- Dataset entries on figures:
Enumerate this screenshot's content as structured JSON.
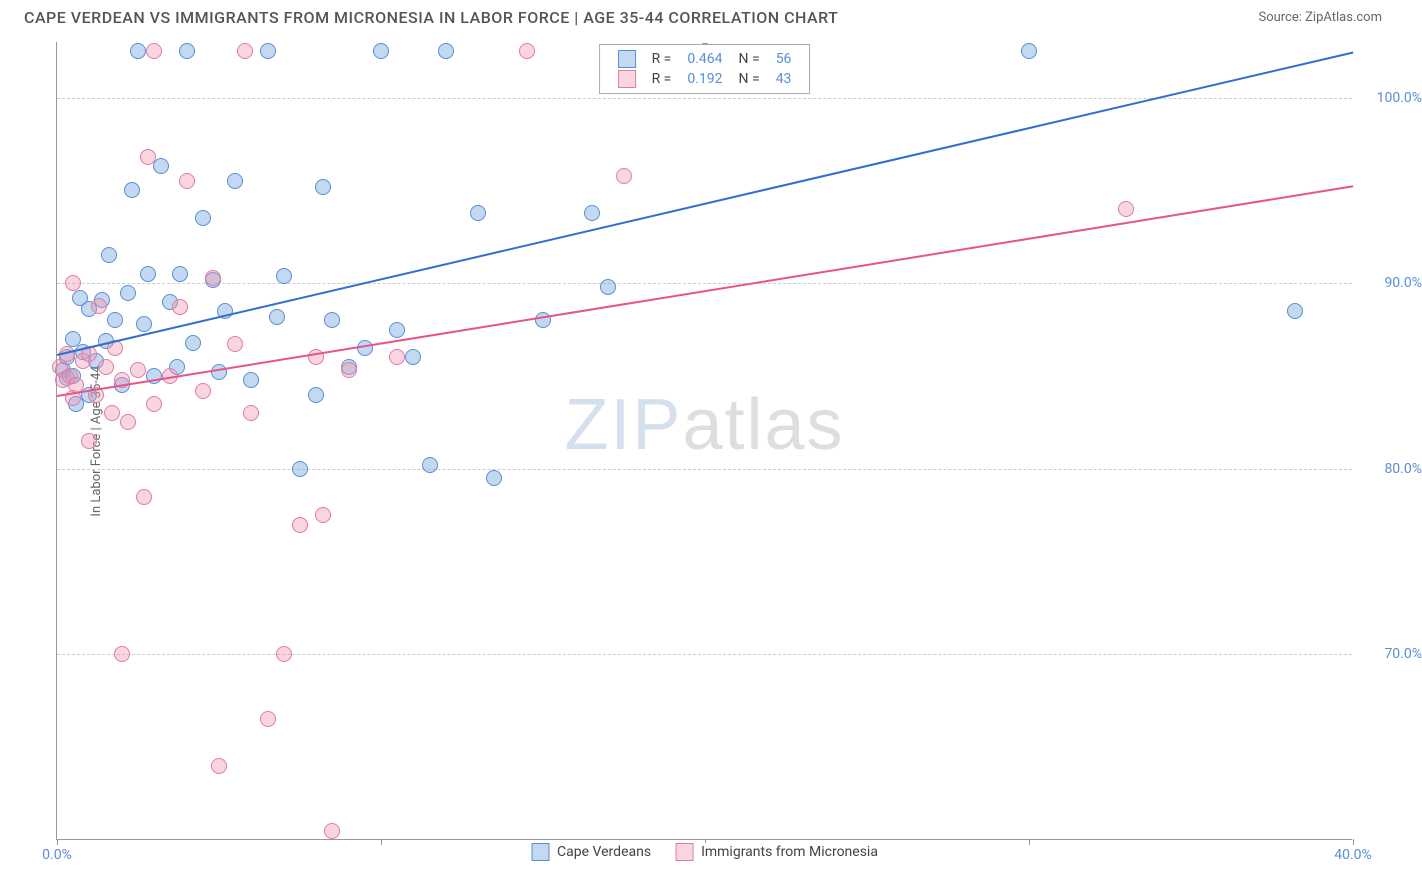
{
  "title": "CAPE VERDEAN VS IMMIGRANTS FROM MICRONESIA IN LABOR FORCE | AGE 35-44 CORRELATION CHART",
  "source": "Source: ZipAtlas.com",
  "y_axis_title": "In Labor Force | Age 35-44",
  "watermark_a": "ZIP",
  "watermark_b": "atlas",
  "chart": {
    "type": "scatter",
    "xlim": [
      0,
      40
    ],
    "ylim": [
      60,
      103
    ],
    "x_ticks": [
      0,
      10,
      20,
      30,
      40
    ],
    "x_tick_labels": [
      "0.0%",
      "",
      "",
      "",
      "40.0%"
    ],
    "y_ticks": [
      70,
      80,
      90,
      100
    ],
    "y_tick_labels": [
      "70.0%",
      "80.0%",
      "90.0%",
      "100.0%"
    ],
    "background_color": "#ffffff",
    "grid_color": "#cccccc",
    "axis_color": "#999999",
    "tick_label_color": "#5b8dd6",
    "marker_size": 16,
    "series": [
      {
        "name": "Cape Verdeans",
        "fill": "rgba(120,170,225,0.45)",
        "stroke": "#5b8dd6",
        "trend_color": "#2f6fd0",
        "R": "0.464",
        "N": "56",
        "trend": {
          "x1": 0,
          "y1": 86.2,
          "x2": 40,
          "y2": 102.5
        },
        "points": [
          [
            0.2,
            85.3
          ],
          [
            0.3,
            86.0
          ],
          [
            0.3,
            84.9
          ],
          [
            0.5,
            85.0
          ],
          [
            0.5,
            87.0
          ],
          [
            0.6,
            83.5
          ],
          [
            0.7,
            89.2
          ],
          [
            0.8,
            86.3
          ],
          [
            1.0,
            88.6
          ],
          [
            1.0,
            84.0
          ],
          [
            1.2,
            85.8
          ],
          [
            1.4,
            89.1
          ],
          [
            1.5,
            86.9
          ],
          [
            1.6,
            91.5
          ],
          [
            1.8,
            88.0
          ],
          [
            2.0,
            84.5
          ],
          [
            2.2,
            89.5
          ],
          [
            2.3,
            95.0
          ],
          [
            2.5,
            102.5
          ],
          [
            2.7,
            87.8
          ],
          [
            2.8,
            90.5
          ],
          [
            3.0,
            85.0
          ],
          [
            3.2,
            96.3
          ],
          [
            3.5,
            89.0
          ],
          [
            3.7,
            85.5
          ],
          [
            3.8,
            90.5
          ],
          [
            4.0,
            102.5
          ],
          [
            4.2,
            86.8
          ],
          [
            4.5,
            93.5
          ],
          [
            4.8,
            90.2
          ],
          [
            5.0,
            85.2
          ],
          [
            5.2,
            88.5
          ],
          [
            5.5,
            95.5
          ],
          [
            6.0,
            84.8
          ],
          [
            6.5,
            102.5
          ],
          [
            6.8,
            88.2
          ],
          [
            7.0,
            90.4
          ],
          [
            7.5,
            80.0
          ],
          [
            8.0,
            84.0
          ],
          [
            8.2,
            95.2
          ],
          [
            8.5,
            88.0
          ],
          [
            9.0,
            85.5
          ],
          [
            9.5,
            86.5
          ],
          [
            10.0,
            102.5
          ],
          [
            10.5,
            87.5
          ],
          [
            11.0,
            86.0
          ],
          [
            11.5,
            80.2
          ],
          [
            12.0,
            102.5
          ],
          [
            13.0,
            93.8
          ],
          [
            13.5,
            79.5
          ],
          [
            15.0,
            88.0
          ],
          [
            16.5,
            93.8
          ],
          [
            17.0,
            89.8
          ],
          [
            20.0,
            102.5
          ],
          [
            30.0,
            102.5
          ],
          [
            38.2,
            88.5
          ]
        ]
      },
      {
        "name": "Immigrants from Micronesia",
        "fill": "rgba(240,150,180,0.40)",
        "stroke": "#e47ba1",
        "trend_color": "#e7548b",
        "R": "0.192",
        "N": "43",
        "trend": {
          "x1": 0,
          "y1": 84.0,
          "x2": 40,
          "y2": 95.3
        },
        "points": [
          [
            0.1,
            85.5
          ],
          [
            0.2,
            84.8
          ],
          [
            0.3,
            86.2
          ],
          [
            0.4,
            85.0
          ],
          [
            0.5,
            83.8
          ],
          [
            0.5,
            90.0
          ],
          [
            0.6,
            84.5
          ],
          [
            0.8,
            85.8
          ],
          [
            1.0,
            86.2
          ],
          [
            1.0,
            81.5
          ],
          [
            1.2,
            84.0
          ],
          [
            1.3,
            88.8
          ],
          [
            1.5,
            85.5
          ],
          [
            1.7,
            83.0
          ],
          [
            1.8,
            86.5
          ],
          [
            2.0,
            84.8
          ],
          [
            2.0,
            70.0
          ],
          [
            2.2,
            82.5
          ],
          [
            2.5,
            85.3
          ],
          [
            2.7,
            78.5
          ],
          [
            2.8,
            96.8
          ],
          [
            3.0,
            83.5
          ],
          [
            3.0,
            102.5
          ],
          [
            3.5,
            85.0
          ],
          [
            3.8,
            88.7
          ],
          [
            4.0,
            95.5
          ],
          [
            4.5,
            84.2
          ],
          [
            4.8,
            90.3
          ],
          [
            5.0,
            64.0
          ],
          [
            5.5,
            86.7
          ],
          [
            5.8,
            102.5
          ],
          [
            6.0,
            83.0
          ],
          [
            6.5,
            66.5
          ],
          [
            7.0,
            70.0
          ],
          [
            7.5,
            77.0
          ],
          [
            8.0,
            86.0
          ],
          [
            8.2,
            77.5
          ],
          [
            8.5,
            60.5
          ],
          [
            9.0,
            85.3
          ],
          [
            10.5,
            86.0
          ],
          [
            14.5,
            102.5
          ],
          [
            17.5,
            95.8
          ],
          [
            33.0,
            94.0
          ]
        ]
      }
    ]
  },
  "legend_box": {
    "rows": [
      {
        "swatch_fill": "rgba(120,170,225,0.45)",
        "swatch_stroke": "#5b8dd6",
        "R_label": "R =",
        "R": "0.464",
        "N_label": "N =",
        "N": "56"
      },
      {
        "swatch_fill": "rgba(240,150,180,0.40)",
        "swatch_stroke": "#e47ba1",
        "R_label": "R =",
        "R": "0.192",
        "N_label": "N =",
        "N": "43"
      }
    ]
  },
  "bottom_legend": [
    {
      "swatch_fill": "rgba(120,170,225,0.45)",
      "swatch_stroke": "#5b8dd6",
      "label": "Cape Verdeans"
    },
    {
      "swatch_fill": "rgba(240,150,180,0.40)",
      "swatch_stroke": "#e47ba1",
      "label": "Immigrants from Micronesia"
    }
  ]
}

- Directions for this task:
Only the number is wanted: count the lines of the records that hold the word "name".

- The reply:
2